- _Request_
Can you retype every record below exactly as written?

- _Data supplied_
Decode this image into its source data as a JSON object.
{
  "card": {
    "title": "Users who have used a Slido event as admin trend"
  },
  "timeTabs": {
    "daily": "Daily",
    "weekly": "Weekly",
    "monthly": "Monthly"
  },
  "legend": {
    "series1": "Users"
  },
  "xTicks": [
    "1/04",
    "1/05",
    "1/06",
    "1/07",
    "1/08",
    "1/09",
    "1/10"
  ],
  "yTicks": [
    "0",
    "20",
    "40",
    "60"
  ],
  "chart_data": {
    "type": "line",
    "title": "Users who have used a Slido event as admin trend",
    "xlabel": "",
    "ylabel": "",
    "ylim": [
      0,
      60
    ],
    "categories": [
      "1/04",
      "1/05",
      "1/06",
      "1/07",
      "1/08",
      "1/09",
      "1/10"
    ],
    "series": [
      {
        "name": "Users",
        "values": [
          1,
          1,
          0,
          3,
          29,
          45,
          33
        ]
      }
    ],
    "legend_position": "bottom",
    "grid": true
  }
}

- _The result_
Decode this image into its source data as a JSON object.
{
  "card": {
    "title": "Users who have used a Slido event as admin trend"
  },
  "timeTabs": {
    "daily": "Daily",
    "weekly": "Weekly",
    "monthly": "Monthly"
  },
  "legend": {
    "series1": "Users"
  },
  "xTicks": [
    "1/04",
    "1/05",
    "1/06",
    "1/07",
    "1/08",
    "1/09",
    "1/10"
  ],
  "yTicks": [
    "0",
    "20",
    "40",
    "60"
  ],
  "chart_data": {
    "type": "line",
    "title": "Users who have used a Slido event as admin trend",
    "xlabel": "",
    "ylabel": "",
    "ylim": [
      0,
      60
    ],
    "categories": [
      "1/04",
      "1/05",
      "1/06",
      "1/07",
      "1/08",
      "1/09",
      "1/10"
    ],
    "series": [
      {
        "name": "Users",
        "values": [
          1,
          1,
          0,
          3,
          29,
          45,
          33
        ]
      }
    ],
    "legend_position": "bottom",
    "grid": true
  }
}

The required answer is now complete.